Extracted data entries
______
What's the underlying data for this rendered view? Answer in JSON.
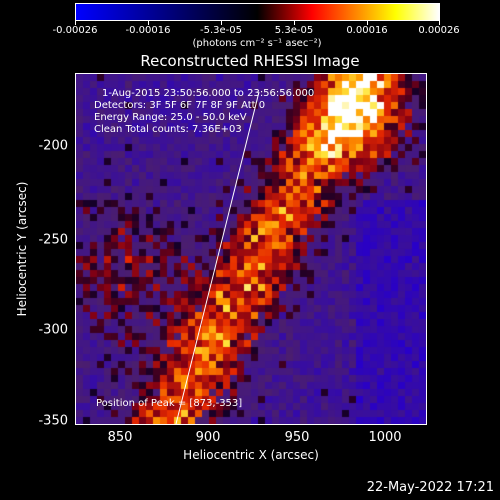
{
  "colorbar": {
    "tick_labels": [
      "-0.00026",
      "-0.00016",
      "-5.3e-05",
      "5.3e-05",
      "0.00016",
      "0.00026"
    ],
    "units_label": "(photons cm⁻² s⁻¹ asec⁻²)",
    "colors": [
      "#0000ff",
      "#000000",
      "#ff0000",
      "#ffff00",
      "#ffffff"
    ]
  },
  "image": {
    "title": "Reconstructed RHESSI Image",
    "info_lines": [
      "1-Aug-2015 23:50:56.000 to 23:56:56.000",
      "Detectors: 3F 5F 6F 7F 8F 9F Att 0",
      "Energy Range: 25.0 - 50.0 keV",
      "Clean     Total counts: 7.36E+03"
    ],
    "peak_label": "Position of Peak = [873,-353]",
    "x_axis_label": "Heliocentric X (arcsec)",
    "y_axis_label": "Heliocentric Y (arcsec)",
    "x_ticks": [
      "850",
      "900",
      "950",
      "1000"
    ],
    "y_ticks": [
      "-200",
      "-250",
      "-300",
      "-350"
    ],
    "limb_line_color": "#ffffff"
  },
  "footer": {
    "timestamp": "22-May-2022 17:21"
  }
}
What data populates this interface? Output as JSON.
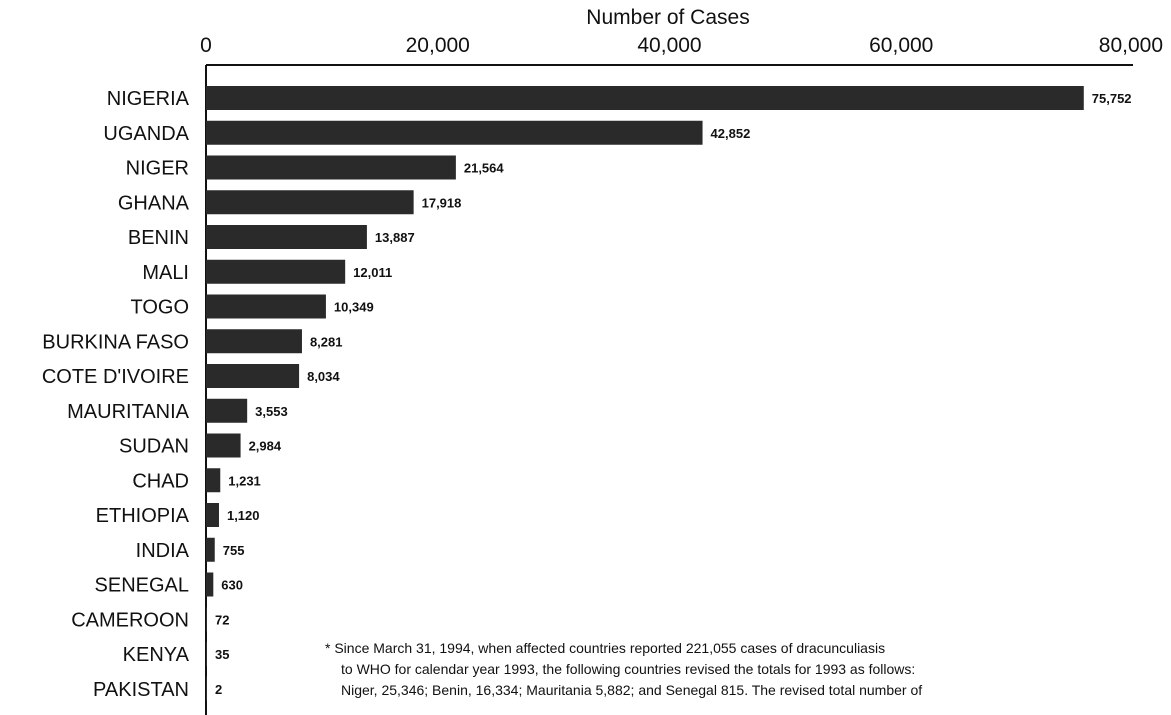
{
  "chart_data": {
    "type": "bar",
    "orientation": "horizontal",
    "xlabel": "Number of Cases",
    "xlim": [
      0,
      80000
    ],
    "xticks": [
      0,
      20000,
      40000,
      60000,
      80000
    ],
    "xtick_labels": [
      "0",
      "20,000",
      "40,000",
      "60,000",
      "80,000"
    ],
    "categories": [
      "NIGERIA",
      "UGANDA",
      "NIGER",
      "GHANA",
      "BENIN",
      "MALI",
      "TOGO",
      "BURKINA FASO",
      "COTE D'IVOIRE",
      "MAURITANIA",
      "SUDAN",
      "CHAD",
      "ETHIOPIA",
      "INDIA",
      "SENEGAL",
      "CAMEROON",
      "KENYA",
      "PAKISTAN"
    ],
    "values": [
      75752,
      42852,
      21564,
      17918,
      13887,
      12011,
      10349,
      8281,
      8034,
      3553,
      2984,
      1231,
      1120,
      755,
      630,
      72,
      35,
      2
    ],
    "value_labels": [
      "75,752",
      "42,852",
      "21,564",
      "17,918",
      "13,887",
      "12,011",
      "10,349",
      "8,281",
      "8,034",
      "3,553",
      "2,984",
      "1,231",
      "1,120",
      "755",
      "630",
      "72",
      "35",
      "2"
    ],
    "bar_color": "#2a2a2a",
    "grid": false
  },
  "footnote": {
    "lines": [
      "* Since March 31, 1994, when affected countries reported 221,055 cases of dracunculiasis",
      "to WHO for calendar year 1993, the following countries revised the totals for 1993 as follows:",
      "Niger, 25,346; Benin, 16,334; Mauritania 5,882; and Senegal 815. The revised total number of"
    ]
  }
}
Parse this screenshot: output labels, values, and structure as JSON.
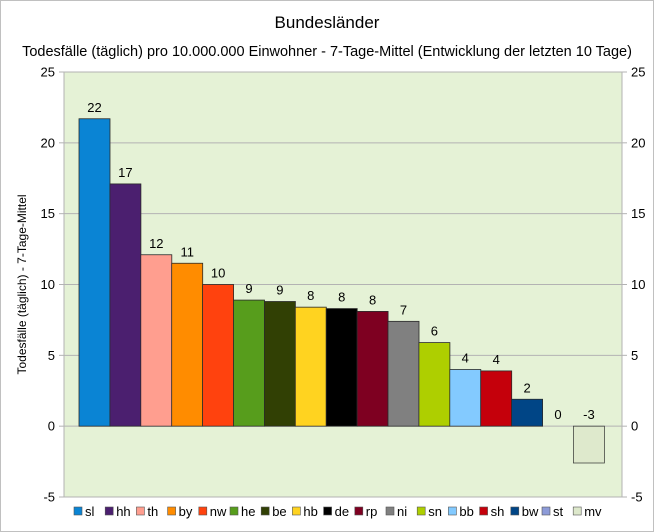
{
  "chart_data": {
    "type": "bar",
    "title": "Bundesländer",
    "subtitle": "Todesfälle (täglich) pro 10.000.000 Einwohner - 7-Tage-Mittel (Entwicklung der letzten 10 Tage)",
    "ylabel": "Todesfälle (täglich) - 7-Tage-Mittel",
    "xlabel": "",
    "ylim": [
      -5,
      25
    ],
    "yticks": [
      -5,
      0,
      5,
      10,
      15,
      20,
      25
    ],
    "grid": true,
    "legend": "bottom",
    "plot_background": "#e5f2d6",
    "categories": [
      "sl",
      "hh",
      "th",
      "by",
      "nw",
      "he",
      "be",
      "hb",
      "de",
      "rp",
      "ni",
      "sn",
      "bb",
      "sh",
      "bw",
      "st",
      "mv"
    ],
    "values": [
      21.7,
      17.1,
      12.1,
      11.5,
      10.0,
      8.9,
      8.8,
      8.4,
      8.3,
      8.1,
      7.4,
      5.9,
      4.0,
      3.9,
      1.9,
      0.0,
      -2.6
    ],
    "data_labels": [
      "22",
      "17",
      "12",
      "11",
      "10",
      "9",
      "9",
      "8",
      "8",
      "8",
      "7",
      "6",
      "4",
      "4",
      "2",
      "0",
      "-3"
    ],
    "colors": [
      "#0a84d4",
      "#4b1f6f",
      "#ff9e8f",
      "#ff8c00",
      "#ff420e",
      "#579d1c",
      "#314004",
      "#ffd320",
      "#000000",
      "#7e0021",
      "#808080",
      "#aecf00",
      "#83caff",
      "#c5000b",
      "#004586",
      "#8d9bd8",
      "#dde8cb"
    ]
  }
}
______
- _The exercise_
Return the records exactly. Don't carry the pictures over.

- _Final answer_
What's the underlying data for this rendered view? Answer in JSON.
{
  "colorbar": {
    "tick_labels": [
      "-0.00026",
      "-0.00016",
      "-5.3e-05",
      "5.3e-05",
      "0.00016",
      "0.00026"
    ],
    "units_label": "(photons cm⁻² s⁻¹ asec⁻²)",
    "colors": [
      "#0000ff",
      "#000000",
      "#ff0000",
      "#ffff00",
      "#ffffff"
    ]
  },
  "image": {
    "title": "Reconstructed RHESSI Image",
    "info_lines": [
      "1-Aug-2015 23:50:56.000 to 23:56:56.000",
      "Detectors: 3F 5F 6F 7F 8F 9F Att 0",
      "Energy Range: 25.0 - 50.0 keV",
      "Clean     Total counts: 7.36E+03"
    ],
    "peak_label": "Position of Peak = [873,-353]",
    "x_axis_label": "Heliocentric X (arcsec)",
    "y_axis_label": "Heliocentric Y (arcsec)",
    "x_ticks": [
      "850",
      "900",
      "950",
      "1000"
    ],
    "y_ticks": [
      "-200",
      "-250",
      "-300",
      "-350"
    ],
    "limb_line_color": "#ffffff"
  },
  "footer": {
    "timestamp": "22-May-2022 17:21"
  }
}
What data populates this interface? Output as JSON.
{
  "chart_data": {
    "type": "bar",
    "orientation": "horizontal",
    "xlabel": "Number of Cases",
    "xlim": [
      0,
      80000
    ],
    "xticks": [
      0,
      20000,
      40000,
      60000,
      80000
    ],
    "xtick_labels": [
      "0",
      "20,000",
      "40,000",
      "60,000",
      "80,000"
    ],
    "categories": [
      "NIGERIA",
      "UGANDA",
      "NIGER",
      "GHANA",
      "BENIN",
      "MALI",
      "TOGO",
      "BURKINA FASO",
      "COTE D'IVOIRE",
      "MAURITANIA",
      "SUDAN",
      "CHAD",
      "ETHIOPIA",
      "INDIA",
      "SENEGAL",
      "CAMEROON",
      "KENYA",
      "PAKISTAN"
    ],
    "values": [
      75752,
      42852,
      21564,
      17918,
      13887,
      12011,
      10349,
      8281,
      8034,
      3553,
      2984,
      1231,
      1120,
      755,
      630,
      72,
      35,
      2
    ],
    "value_labels": [
      "75,752",
      "42,852",
      "21,564",
      "17,918",
      "13,887",
      "12,011",
      "10,349",
      "8,281",
      "8,034",
      "3,553",
      "2,984",
      "1,231",
      "1,120",
      "755",
      "630",
      "72",
      "35",
      "2"
    ],
    "bar_color": "#2a2a2a",
    "grid": false
  },
  "footnote": {
    "lines": [
      "* Since March 31, 1994, when affected countries reported 221,055 cases of dracunculiasis",
      "to WHO for calendar year 1993, the following countries revised the totals for 1993 as follows:",
      "Niger, 25,346; Benin, 16,334; Mauritania 5,882; and Senegal 815. The revised total number of"
    ]
  }
}
Parse this screenshot: output labels, values, and structure as JSON.
{
  "chart_data": {
    "type": "bar",
    "title": "Bundesländer",
    "subtitle": "Todesfälle (täglich) pro 10.000.000 Einwohner - 7-Tage-Mittel (Entwicklung der letzten 10 Tage)",
    "ylabel": "Todesfälle (täglich) - 7-Tage-Mittel",
    "xlabel": "",
    "ylim": [
      -5,
      25
    ],
    "yticks": [
      -5,
      0,
      5,
      10,
      15,
      20,
      25
    ],
    "grid": true,
    "legend": "bottom",
    "plot_background": "#e5f2d6",
    "categories": [
      "sl",
      "hh",
      "th",
      "by",
      "nw",
      "he",
      "be",
      "hb",
      "de",
      "rp",
      "ni",
      "sn",
      "bb",
      "sh",
      "bw",
      "st",
      "mv"
    ],
    "values": [
      21.7,
      17.1,
      12.1,
      11.5,
      10.0,
      8.9,
      8.8,
      8.4,
      8.3,
      8.1,
      7.4,
      5.9,
      4.0,
      3.9,
      1.9,
      0.0,
      -2.6
    ],
    "data_labels": [
      "22",
      "17",
      "12",
      "11",
      "10",
      "9",
      "9",
      "8",
      "8",
      "8",
      "7",
      "6",
      "4",
      "4",
      "2",
      "0",
      "-3"
    ],
    "colors": [
      "#0a84d4",
      "#4b1f6f",
      "#ff9e8f",
      "#ff8c00",
      "#ff420e",
      "#579d1c",
      "#314004",
      "#ffd320",
      "#000000",
      "#7e0021",
      "#808080",
      "#aecf00",
      "#83caff",
      "#c5000b",
      "#004586",
      "#8d9bd8",
      "#dde8cb"
    ]
  }
}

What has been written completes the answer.